◆ WHAT YOU NEED TO DO ◆
Each entry below is to be duplicated verbatim.

◆ SUPPLIED MATERIAL ◆
◇ ◇ ◇
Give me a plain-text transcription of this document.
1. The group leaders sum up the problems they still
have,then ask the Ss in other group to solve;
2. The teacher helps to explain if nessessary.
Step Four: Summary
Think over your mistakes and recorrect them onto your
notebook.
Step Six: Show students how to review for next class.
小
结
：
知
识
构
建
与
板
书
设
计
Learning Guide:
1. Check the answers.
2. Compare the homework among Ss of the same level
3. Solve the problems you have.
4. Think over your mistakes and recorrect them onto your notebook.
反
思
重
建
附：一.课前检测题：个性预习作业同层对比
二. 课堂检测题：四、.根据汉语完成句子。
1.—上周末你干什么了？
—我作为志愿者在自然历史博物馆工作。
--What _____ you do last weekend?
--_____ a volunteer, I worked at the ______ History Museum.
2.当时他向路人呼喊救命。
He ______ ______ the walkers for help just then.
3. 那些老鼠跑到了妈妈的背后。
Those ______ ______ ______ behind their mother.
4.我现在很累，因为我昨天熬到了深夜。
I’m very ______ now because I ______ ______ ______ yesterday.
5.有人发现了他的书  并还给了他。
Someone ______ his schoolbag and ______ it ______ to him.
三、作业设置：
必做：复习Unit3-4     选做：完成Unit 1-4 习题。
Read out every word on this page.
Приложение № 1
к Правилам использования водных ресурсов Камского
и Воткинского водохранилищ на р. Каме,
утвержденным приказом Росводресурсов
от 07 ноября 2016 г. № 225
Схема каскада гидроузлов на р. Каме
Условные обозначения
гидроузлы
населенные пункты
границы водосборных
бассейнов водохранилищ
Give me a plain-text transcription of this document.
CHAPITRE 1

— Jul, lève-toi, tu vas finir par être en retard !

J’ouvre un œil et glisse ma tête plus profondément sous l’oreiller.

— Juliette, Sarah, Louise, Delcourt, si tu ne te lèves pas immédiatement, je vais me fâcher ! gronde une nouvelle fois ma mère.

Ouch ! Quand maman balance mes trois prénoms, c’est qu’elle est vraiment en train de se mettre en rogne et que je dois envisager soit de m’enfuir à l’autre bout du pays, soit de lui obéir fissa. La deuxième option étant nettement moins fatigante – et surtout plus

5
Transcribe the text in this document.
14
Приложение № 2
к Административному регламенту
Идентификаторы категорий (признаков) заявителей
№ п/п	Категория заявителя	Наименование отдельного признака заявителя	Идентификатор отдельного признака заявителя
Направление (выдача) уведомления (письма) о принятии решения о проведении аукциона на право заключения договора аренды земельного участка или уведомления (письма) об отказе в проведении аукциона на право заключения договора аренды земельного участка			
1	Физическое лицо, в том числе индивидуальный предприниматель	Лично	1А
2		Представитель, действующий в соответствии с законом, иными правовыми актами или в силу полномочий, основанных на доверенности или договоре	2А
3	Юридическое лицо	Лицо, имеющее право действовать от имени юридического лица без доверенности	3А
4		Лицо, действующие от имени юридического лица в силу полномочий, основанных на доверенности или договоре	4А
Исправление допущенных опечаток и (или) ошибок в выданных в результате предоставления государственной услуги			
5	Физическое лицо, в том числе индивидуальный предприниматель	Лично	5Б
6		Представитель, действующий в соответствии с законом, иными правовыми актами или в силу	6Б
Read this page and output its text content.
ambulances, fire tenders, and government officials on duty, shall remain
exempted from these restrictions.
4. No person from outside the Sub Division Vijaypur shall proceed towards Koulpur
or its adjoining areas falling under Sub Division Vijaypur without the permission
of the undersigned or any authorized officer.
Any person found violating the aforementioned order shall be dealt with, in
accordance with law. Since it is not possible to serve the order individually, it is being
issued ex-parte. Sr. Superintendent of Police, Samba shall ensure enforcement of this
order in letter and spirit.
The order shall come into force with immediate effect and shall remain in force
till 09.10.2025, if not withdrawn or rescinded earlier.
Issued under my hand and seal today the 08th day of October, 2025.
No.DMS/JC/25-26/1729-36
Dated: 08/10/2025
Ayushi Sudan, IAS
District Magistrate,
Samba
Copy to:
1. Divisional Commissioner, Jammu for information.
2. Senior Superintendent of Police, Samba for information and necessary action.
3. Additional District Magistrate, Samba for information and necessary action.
◇ ◇ ◇
◆ ANSWER IN FULL ◆
Give me a plain-text transcription of this document.
1. The group leaders sum up the problems they still
have,then ask the Ss in other group to solve;
2. The teacher helps to explain if nessessary.
Step Four: Summary
Think over your mistakes and recorrect them onto your
notebook.
Step Six: Show students how to review for next class.
小
结
：
知
识
构
建
与
板
书
设
计
Learning Guide:
1. Check the answers.
2. Compare the homework among Ss of the same level
3. Solve the problems you have.
4. Think over your mistakes and recorrect them onto your notebook.
反
思
重
建
附：一.课前检测题：个性预习作业同层对比
二. 课堂检测题：四、.根据汉语完成句子。
1.—上周末你干什么了？
—我作为志愿者在自然历史博物馆工作。
--What _____ you do last weekend?
--_____ a volunteer, I worked at the ______ History Museum.
2.当时他向路人呼喊救命。
He ______ ______ the walkers for help just then.
3. 那些老鼠跑到了妈妈的背后。
Those ______ ______ ______ behind their mother.
4.我现在很累，因为我昨天熬到了深夜。
I’m very ______ now because I ______ ______ ______ yesterday.
5.有人发现了他的书  并还给了他。
Someone ______ his schoolbag and ______ it ______ to him.
三、作业设置：
必做：复习Unit3-4     选做：完成Unit 1-4 习题。
Read out every word on this page.
Приложение № 1
к Правилам использования водных ресурсов Камского
и Воткинского водохранилищ на р. Каме,
утвержденным приказом Росводресурсов
от 07 ноября 2016 г. № 225
Схема каскада гидроузлов на р. Каме
Условные обозначения
гидроузлы
населенные пункты
границы водосборных
бассейнов водохранилищ
Give me a plain-text transcription of this document.
CHAPITRE 1

— Jul, lève-toi, tu vas finir par être en retard !

J’ouvre un œil et glisse ma tête plus profondément sous l’oreiller.

— Juliette, Sarah, Louise, Delcourt, si tu ne te lèves pas immédiatement, je vais me fâcher ! gronde une nouvelle fois ma mère.

Ouch ! Quand maman balance mes trois prénoms, c’est qu’elle est vraiment en train de se mettre en rogne et que je dois envisager soit de m’enfuir à l’autre bout du pays, soit de lui obéir fissa. La deuxième option étant nettement moins fatigante – et surtout plus

5
Transcribe the text in this document.
14
Приложение № 2
к Административному регламенту
Идентификаторы категорий (признаков) заявителей
№ п/п	Категория заявителя	Наименование отдельного признака заявителя	Идентификатор отдельного признака заявителя
Направление (выдача) уведомления (письма) о принятии решения о проведении аукциона на право заключения договора аренды земельного участка или уведомления (письма) об отказе в проведении аукциона на право заключения договора аренды земельного участка			
1	Физическое лицо, в том числе индивидуальный предприниматель	Лично	1А
2		Представитель, действующий в соответствии с законом, иными правовыми актами или в силу полномочий, основанных на доверенности или договоре	2А
3	Юридическое лицо	Лицо, имеющее право действовать от имени юридического лица без доверенности	3А
4		Лицо, действующие от имени юридического лица в силу полномочий, основанных на доверенности или договоре	4А
Исправление допущенных опечаток и (или) ошибок в выданных в результате предоставления государственной услуги			
5	Физическое лицо, в том числе индивидуальный предприниматель	Лично	5Б
6		Представитель, действующий в соответствии с законом, иными правовыми актами или в силу	6Б
Read this page and output its text content.
ambulances, fire tenders, and government officials on duty, shall remain
exempted from these restrictions.
4. No person from outside the Sub Division Vijaypur shall proceed towards Koulpur
or its adjoining areas falling under Sub Division Vijaypur without the permission
of the undersigned or any authorized officer.
Any person found violating the aforementioned order shall be dealt with, in
accordance with law. Since it is not possible to serve the order individually, it is being
issued ex-parte. Sr. Superintendent of Police, Samba shall ensure enforcement of this
order in letter and spirit.
The order shall come into force with immediate effect and shall remain in force
till 09.10.2025, if not withdrawn or rescinded earlier.
Issued under my hand and seal today the 08th day of October, 2025.
No.DMS/JC/25-26/1729-36
Dated: 08/10/2025
Ayushi Sudan, IAS
District Magistrate,
Samba
Copy to:
1. Divisional Commissioner, Jammu for information.
2. Senior Superintendent of Police, Samba for information and necessary action.
3. Additional District Magistrate, Samba for information and necessary action.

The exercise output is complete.